§ **GIVEN DATA**
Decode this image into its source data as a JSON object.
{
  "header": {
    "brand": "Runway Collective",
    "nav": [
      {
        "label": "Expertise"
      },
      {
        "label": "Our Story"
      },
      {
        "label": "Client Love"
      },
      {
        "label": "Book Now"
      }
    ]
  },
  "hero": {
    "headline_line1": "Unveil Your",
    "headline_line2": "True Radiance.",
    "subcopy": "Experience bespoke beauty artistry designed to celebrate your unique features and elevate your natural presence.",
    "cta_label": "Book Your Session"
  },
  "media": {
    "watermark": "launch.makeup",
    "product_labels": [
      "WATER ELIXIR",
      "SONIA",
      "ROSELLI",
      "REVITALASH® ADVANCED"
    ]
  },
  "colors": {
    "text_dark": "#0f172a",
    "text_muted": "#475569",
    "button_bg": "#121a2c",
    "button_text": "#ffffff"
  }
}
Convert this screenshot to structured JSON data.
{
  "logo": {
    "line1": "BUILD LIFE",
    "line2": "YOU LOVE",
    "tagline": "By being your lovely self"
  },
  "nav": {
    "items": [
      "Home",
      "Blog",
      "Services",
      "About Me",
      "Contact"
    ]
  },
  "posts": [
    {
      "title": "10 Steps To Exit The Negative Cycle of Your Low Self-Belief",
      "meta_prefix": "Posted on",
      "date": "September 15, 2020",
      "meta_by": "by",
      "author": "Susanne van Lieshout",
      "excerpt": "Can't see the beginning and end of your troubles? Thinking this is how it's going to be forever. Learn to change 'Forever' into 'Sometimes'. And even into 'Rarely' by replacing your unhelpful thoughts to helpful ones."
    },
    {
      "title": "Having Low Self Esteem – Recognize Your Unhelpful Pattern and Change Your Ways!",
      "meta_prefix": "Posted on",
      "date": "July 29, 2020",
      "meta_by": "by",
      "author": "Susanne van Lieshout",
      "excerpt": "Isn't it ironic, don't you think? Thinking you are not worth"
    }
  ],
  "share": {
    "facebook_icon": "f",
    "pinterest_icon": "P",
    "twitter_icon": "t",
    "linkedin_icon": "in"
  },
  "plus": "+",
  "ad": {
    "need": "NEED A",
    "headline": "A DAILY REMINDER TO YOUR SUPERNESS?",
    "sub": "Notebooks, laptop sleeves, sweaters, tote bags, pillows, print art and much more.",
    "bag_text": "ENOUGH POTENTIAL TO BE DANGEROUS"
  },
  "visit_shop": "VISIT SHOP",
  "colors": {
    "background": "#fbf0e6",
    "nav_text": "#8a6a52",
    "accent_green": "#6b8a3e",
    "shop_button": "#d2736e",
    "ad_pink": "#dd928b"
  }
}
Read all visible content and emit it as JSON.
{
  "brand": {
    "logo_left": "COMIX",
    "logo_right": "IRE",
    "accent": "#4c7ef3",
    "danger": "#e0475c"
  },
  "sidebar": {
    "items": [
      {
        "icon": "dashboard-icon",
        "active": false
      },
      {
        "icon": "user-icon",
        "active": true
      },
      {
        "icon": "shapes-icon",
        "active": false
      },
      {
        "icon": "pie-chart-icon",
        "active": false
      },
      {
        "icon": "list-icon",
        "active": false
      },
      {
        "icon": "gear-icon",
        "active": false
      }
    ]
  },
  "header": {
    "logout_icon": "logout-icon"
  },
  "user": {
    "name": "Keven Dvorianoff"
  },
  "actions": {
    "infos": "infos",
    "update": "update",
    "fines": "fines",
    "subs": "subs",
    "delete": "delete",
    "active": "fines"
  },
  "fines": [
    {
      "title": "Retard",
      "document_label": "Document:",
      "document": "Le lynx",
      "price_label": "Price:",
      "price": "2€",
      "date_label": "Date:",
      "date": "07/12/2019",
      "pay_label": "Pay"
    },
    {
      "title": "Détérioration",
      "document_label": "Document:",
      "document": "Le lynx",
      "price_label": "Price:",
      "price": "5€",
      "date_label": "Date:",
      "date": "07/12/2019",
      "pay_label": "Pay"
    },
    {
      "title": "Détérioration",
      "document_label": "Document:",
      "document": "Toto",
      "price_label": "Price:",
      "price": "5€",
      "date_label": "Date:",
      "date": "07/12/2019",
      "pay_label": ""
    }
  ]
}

§ **DIRECTIVE**
Retype the material in full, character for character.

§ **FULL ANSWER**
Decode this image into its source data as a JSON object.
{
  "header": {
    "brand": "Runway Collective",
    "nav": [
      {
        "label": "Expertise"
      },
      {
        "label": "Our Story"
      },
      {
        "label": "Client Love"
      },
      {
        "label": "Book Now"
      }
    ]
  },
  "hero": {
    "headline_line1": "Unveil Your",
    "headline_line2": "True Radiance.",
    "subcopy": "Experience bespoke beauty artistry designed to celebrate your unique features and elevate your natural presence.",
    "cta_label": "Book Your Session"
  },
  "media": {
    "watermark": "launch.makeup",
    "product_labels": [
      "WATER ELIXIR",
      "SONIA",
      "ROSELLI",
      "REVITALASH® ADVANCED"
    ]
  },
  "colors": {
    "text_dark": "#0f172a",
    "text_muted": "#475569",
    "button_bg": "#121a2c",
    "button_text": "#ffffff"
  }
}
Convert this screenshot to structured JSON data.
{
  "logo": {
    "line1": "BUILD LIFE",
    "line2": "YOU LOVE",
    "tagline": "By being your lovely self"
  },
  "nav": {
    "items": [
      "Home",
      "Blog",
      "Services",
      "About Me",
      "Contact"
    ]
  },
  "posts": [
    {
      "title": "10 Steps To Exit The Negative Cycle of Your Low Self-Belief",
      "meta_prefix": "Posted on",
      "date": "September 15, 2020",
      "meta_by": "by",
      "author": "Susanne van Lieshout",
      "excerpt": "Can't see the beginning and end of your troubles? Thinking this is how it's going to be forever. Learn to change 'Forever' into 'Sometimes'. And even into 'Rarely' by replacing your unhelpful thoughts to helpful ones."
    },
    {
      "title": "Having Low Self Esteem – Recognize Your Unhelpful Pattern and Change Your Ways!",
      "meta_prefix": "Posted on",
      "date": "July 29, 2020",
      "meta_by": "by",
      "author": "Susanne van Lieshout",
      "excerpt": "Isn't it ironic, don't you think? Thinking you are not worth"
    }
  ],
  "share": {
    "facebook_icon": "f",
    "pinterest_icon": "P",
    "twitter_icon": "t",
    "linkedin_icon": "in"
  },
  "plus": "+",
  "ad": {
    "need": "NEED A",
    "headline": "A DAILY REMINDER TO YOUR SUPERNESS?",
    "sub": "Notebooks, laptop sleeves, sweaters, tote bags, pillows, print art and much more.",
    "bag_text": "ENOUGH POTENTIAL TO BE DANGEROUS"
  },
  "visit_shop": "VISIT SHOP",
  "colors": {
    "background": "#fbf0e6",
    "nav_text": "#8a6a52",
    "accent_green": "#6b8a3e",
    "shop_button": "#d2736e",
    "ad_pink": "#dd928b"
  }
}
Read all visible content and emit it as JSON.
{
  "brand": {
    "logo_left": "COMIX",
    "logo_right": "IRE",
    "accent": "#4c7ef3",
    "danger": "#e0475c"
  },
  "sidebar": {
    "items": [
      {
        "icon": "dashboard-icon",
        "active": false
      },
      {
        "icon": "user-icon",
        "active": true
      },
      {
        "icon": "shapes-icon",
        "active": false
      },
      {
        "icon": "pie-chart-icon",
        "active": false
      },
      {
        "icon": "list-icon",
        "active": false
      },
      {
        "icon": "gear-icon",
        "active": false
      }
    ]
  },
  "header": {
    "logout_icon": "logout-icon"
  },
  "user": {
    "name": "Keven Dvorianoff"
  },
  "actions": {
    "infos": "infos",
    "update": "update",
    "fines": "fines",
    "subs": "subs",
    "delete": "delete",
    "active": "fines"
  },
  "fines": [
    {
      "title": "Retard",
      "document_label": "Document:",
      "document": "Le lynx",
      "price_label": "Price:",
      "price": "2€",
      "date_label": "Date:",
      "date": "07/12/2019",
      "pay_label": "Pay"
    },
    {
      "title": "Détérioration",
      "document_label": "Document:",
      "document": "Le lynx",
      "price_label": "Price:",
      "price": "5€",
      "date_label": "Date:",
      "date": "07/12/2019",
      "pay_label": "Pay"
    },
    {
      "title": "Détérioration",
      "document_label": "Document:",
      "document": "Toto",
      "price_label": "Price:",
      "price": "5€",
      "date_label": "Date:",
      "date": "07/12/2019",
      "pay_label": ""
    }
  ]
}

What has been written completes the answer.